**Instructions to follow**
Transcribe all the records with complete accuracy.

**Items from a figure collection**
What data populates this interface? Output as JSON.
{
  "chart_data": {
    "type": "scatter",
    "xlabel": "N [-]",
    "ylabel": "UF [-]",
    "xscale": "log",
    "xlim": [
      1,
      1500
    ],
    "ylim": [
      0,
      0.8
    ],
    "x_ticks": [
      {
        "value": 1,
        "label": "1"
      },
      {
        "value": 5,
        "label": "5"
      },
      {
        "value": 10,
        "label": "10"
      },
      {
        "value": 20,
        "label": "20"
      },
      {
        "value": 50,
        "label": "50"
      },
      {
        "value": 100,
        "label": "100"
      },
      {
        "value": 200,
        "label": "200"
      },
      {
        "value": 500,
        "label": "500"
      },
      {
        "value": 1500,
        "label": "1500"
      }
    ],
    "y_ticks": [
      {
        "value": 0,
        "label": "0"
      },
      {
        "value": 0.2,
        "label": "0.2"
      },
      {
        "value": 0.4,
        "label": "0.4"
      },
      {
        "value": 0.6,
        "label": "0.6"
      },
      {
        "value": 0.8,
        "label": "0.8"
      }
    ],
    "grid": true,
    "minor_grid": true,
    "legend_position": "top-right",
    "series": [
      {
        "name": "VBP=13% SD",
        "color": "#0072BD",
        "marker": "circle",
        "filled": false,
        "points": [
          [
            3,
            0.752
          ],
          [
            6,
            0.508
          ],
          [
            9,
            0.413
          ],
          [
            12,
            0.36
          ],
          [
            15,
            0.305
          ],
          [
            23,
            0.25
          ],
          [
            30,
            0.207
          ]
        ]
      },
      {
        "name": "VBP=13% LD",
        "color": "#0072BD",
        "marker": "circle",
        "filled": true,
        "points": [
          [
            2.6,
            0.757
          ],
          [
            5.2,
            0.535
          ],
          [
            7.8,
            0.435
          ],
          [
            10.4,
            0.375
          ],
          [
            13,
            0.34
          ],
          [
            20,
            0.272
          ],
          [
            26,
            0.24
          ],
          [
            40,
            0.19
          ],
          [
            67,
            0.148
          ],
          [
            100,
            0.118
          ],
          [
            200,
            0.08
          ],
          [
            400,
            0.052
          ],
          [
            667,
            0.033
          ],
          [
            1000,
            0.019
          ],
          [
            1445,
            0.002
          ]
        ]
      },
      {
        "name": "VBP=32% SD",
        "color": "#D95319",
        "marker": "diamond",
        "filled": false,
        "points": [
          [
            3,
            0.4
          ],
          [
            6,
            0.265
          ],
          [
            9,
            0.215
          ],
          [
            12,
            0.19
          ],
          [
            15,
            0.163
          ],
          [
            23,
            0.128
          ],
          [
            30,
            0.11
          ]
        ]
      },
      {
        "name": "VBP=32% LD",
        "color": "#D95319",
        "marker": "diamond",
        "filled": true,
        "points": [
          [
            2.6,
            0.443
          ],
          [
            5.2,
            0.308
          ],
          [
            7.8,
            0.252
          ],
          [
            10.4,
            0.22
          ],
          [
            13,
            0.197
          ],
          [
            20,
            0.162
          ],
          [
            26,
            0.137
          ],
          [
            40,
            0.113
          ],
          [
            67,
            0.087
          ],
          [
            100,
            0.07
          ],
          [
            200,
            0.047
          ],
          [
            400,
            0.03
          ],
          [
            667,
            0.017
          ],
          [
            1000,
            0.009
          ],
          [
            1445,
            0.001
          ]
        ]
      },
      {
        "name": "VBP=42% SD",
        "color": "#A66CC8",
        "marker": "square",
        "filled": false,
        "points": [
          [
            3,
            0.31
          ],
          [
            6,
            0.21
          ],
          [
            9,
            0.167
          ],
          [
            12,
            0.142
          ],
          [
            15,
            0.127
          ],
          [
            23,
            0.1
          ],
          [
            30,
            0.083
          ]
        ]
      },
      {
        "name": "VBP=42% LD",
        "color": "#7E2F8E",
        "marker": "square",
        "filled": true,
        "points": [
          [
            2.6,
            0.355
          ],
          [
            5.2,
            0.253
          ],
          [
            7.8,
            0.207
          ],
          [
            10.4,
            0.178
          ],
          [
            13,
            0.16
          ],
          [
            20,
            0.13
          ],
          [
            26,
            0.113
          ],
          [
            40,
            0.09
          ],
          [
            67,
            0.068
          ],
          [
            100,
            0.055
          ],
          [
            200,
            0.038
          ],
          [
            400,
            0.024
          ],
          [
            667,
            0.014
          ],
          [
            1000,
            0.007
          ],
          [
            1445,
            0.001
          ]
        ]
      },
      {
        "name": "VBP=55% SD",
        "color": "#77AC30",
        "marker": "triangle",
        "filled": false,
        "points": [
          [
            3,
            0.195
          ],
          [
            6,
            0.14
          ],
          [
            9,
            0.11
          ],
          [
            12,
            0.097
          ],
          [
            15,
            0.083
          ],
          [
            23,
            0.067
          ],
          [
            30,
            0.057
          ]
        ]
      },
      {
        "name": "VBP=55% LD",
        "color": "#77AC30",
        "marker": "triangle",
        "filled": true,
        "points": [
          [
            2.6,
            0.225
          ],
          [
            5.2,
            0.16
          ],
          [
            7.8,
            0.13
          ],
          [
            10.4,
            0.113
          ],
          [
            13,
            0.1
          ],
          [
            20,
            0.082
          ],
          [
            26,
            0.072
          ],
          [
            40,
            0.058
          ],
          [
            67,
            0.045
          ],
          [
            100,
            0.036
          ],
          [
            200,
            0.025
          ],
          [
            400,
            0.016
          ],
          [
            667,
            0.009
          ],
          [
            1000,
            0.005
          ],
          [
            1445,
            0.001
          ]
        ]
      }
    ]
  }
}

**The reply**
What data populates this interface? Output as JSON.
{
  "chart_data": {
    "type": "scatter",
    "xlabel": "N [-]",
    "ylabel": "UF [-]",
    "xscale": "log",
    "xlim": [
      1,
      1500
    ],
    "ylim": [
      0,
      0.8
    ],
    "x_ticks": [
      {
        "value": 1,
        "label": "1"
      },
      {
        "value": 5,
        "label": "5"
      },
      {
        "value": 10,
        "label": "10"
      },
      {
        "value": 20,
        "label": "20"
      },
      {
        "value": 50,
        "label": "50"
      },
      {
        "value": 100,
        "label": "100"
      },
      {
        "value": 200,
        "label": "200"
      },
      {
        "value": 500,
        "label": "500"
      },
      {
        "value": 1500,
        "label": "1500"
      }
    ],
    "y_ticks": [
      {
        "value": 0,
        "label": "0"
      },
      {
        "value": 0.2,
        "label": "0.2"
      },
      {
        "value": 0.4,
        "label": "0.4"
      },
      {
        "value": 0.6,
        "label": "0.6"
      },
      {
        "value": 0.8,
        "label": "0.8"
      }
    ],
    "grid": true,
    "minor_grid": true,
    "legend_position": "top-right",
    "series": [
      {
        "name": "VBP=13% SD",
        "color": "#0072BD",
        "marker": "circle",
        "filled": false,
        "points": [
          [
            3,
            0.752
          ],
          [
            6,
            0.508
          ],
          [
            9,
            0.413
          ],
          [
            12,
            0.36
          ],
          [
            15,
            0.305
          ],
          [
            23,
            0.25
          ],
          [
            30,
            0.207
          ]
        ]
      },
      {
        "name": "VBP=13% LD",
        "color": "#0072BD",
        "marker": "circle",
        "filled": true,
        "points": [
          [
            2.6,
            0.757
          ],
          [
            5.2,
            0.535
          ],
          [
            7.8,
            0.435
          ],
          [
            10.4,
            0.375
          ],
          [
            13,
            0.34
          ],
          [
            20,
            0.272
          ],
          [
            26,
            0.24
          ],
          [
            40,
            0.19
          ],
          [
            67,
            0.148
          ],
          [
            100,
            0.118
          ],
          [
            200,
            0.08
          ],
          [
            400,
            0.052
          ],
          [
            667,
            0.033
          ],
          [
            1000,
            0.019
          ],
          [
            1445,
            0.002
          ]
        ]
      },
      {
        "name": "VBP=32% SD",
        "color": "#D95319",
        "marker": "diamond",
        "filled": false,
        "points": [
          [
            3,
            0.4
          ],
          [
            6,
            0.265
          ],
          [
            9,
            0.215
          ],
          [
            12,
            0.19
          ],
          [
            15,
            0.163
          ],
          [
            23,
            0.128
          ],
          [
            30,
            0.11
          ]
        ]
      },
      {
        "name": "VBP=32% LD",
        "color": "#D95319",
        "marker": "diamond",
        "filled": true,
        "points": [
          [
            2.6,
            0.443
          ],
          [
            5.2,
            0.308
          ],
          [
            7.8,
            0.252
          ],
          [
            10.4,
            0.22
          ],
          [
            13,
            0.197
          ],
          [
            20,
            0.162
          ],
          [
            26,
            0.137
          ],
          [
            40,
            0.113
          ],
          [
            67,
            0.087
          ],
          [
            100,
            0.07
          ],
          [
            200,
            0.047
          ],
          [
            400,
            0.03
          ],
          [
            667,
            0.017
          ],
          [
            1000,
            0.009
          ],
          [
            1445,
            0.001
          ]
        ]
      },
      {
        "name": "VBP=42% SD",
        "color": "#A66CC8",
        "marker": "square",
        "filled": false,
        "points": [
          [
            3,
            0.31
          ],
          [
            6,
            0.21
          ],
          [
            9,
            0.167
          ],
          [
            12,
            0.142
          ],
          [
            15,
            0.127
          ],
          [
            23,
            0.1
          ],
          [
            30,
            0.083
          ]
        ]
      },
      {
        "name": "VBP=42% LD",
        "color": "#7E2F8E",
        "marker": "square",
        "filled": true,
        "points": [
          [
            2.6,
            0.355
          ],
          [
            5.2,
            0.253
          ],
          [
            7.8,
            0.207
          ],
          [
            10.4,
            0.178
          ],
          [
            13,
            0.16
          ],
          [
            20,
            0.13
          ],
          [
            26,
            0.113
          ],
          [
            40,
            0.09
          ],
          [
            67,
            0.068
          ],
          [
            100,
            0.055
          ],
          [
            200,
            0.038
          ],
          [
            400,
            0.024
          ],
          [
            667,
            0.014
          ],
          [
            1000,
            0.007
          ],
          [
            1445,
            0.001
          ]
        ]
      },
      {
        "name": "VBP=55% SD",
        "color": "#77AC30",
        "marker": "triangle",
        "filled": false,
        "points": [
          [
            3,
            0.195
          ],
          [
            6,
            0.14
          ],
          [
            9,
            0.11
          ],
          [
            12,
            0.097
          ],
          [
            15,
            0.083
          ],
          [
            23,
            0.067
          ],
          [
            30,
            0.057
          ]
        ]
      },
      {
        "name": "VBP=55% LD",
        "color": "#77AC30",
        "marker": "triangle",
        "filled": true,
        "points": [
          [
            2.6,
            0.225
          ],
          [
            5.2,
            0.16
          ],
          [
            7.8,
            0.13
          ],
          [
            10.4,
            0.113
          ],
          [
            13,
            0.1
          ],
          [
            20,
            0.082
          ],
          [
            26,
            0.072
          ],
          [
            40,
            0.058
          ],
          [
            67,
            0.045
          ],
          [
            100,
            0.036
          ],
          [
            200,
            0.025
          ],
          [
            400,
            0.016
          ],
          [
            667,
            0.009
          ],
          [
            1000,
            0.005
          ],
          [
            1445,
            0.001
          ]
        ]
      }
    ]
  }
}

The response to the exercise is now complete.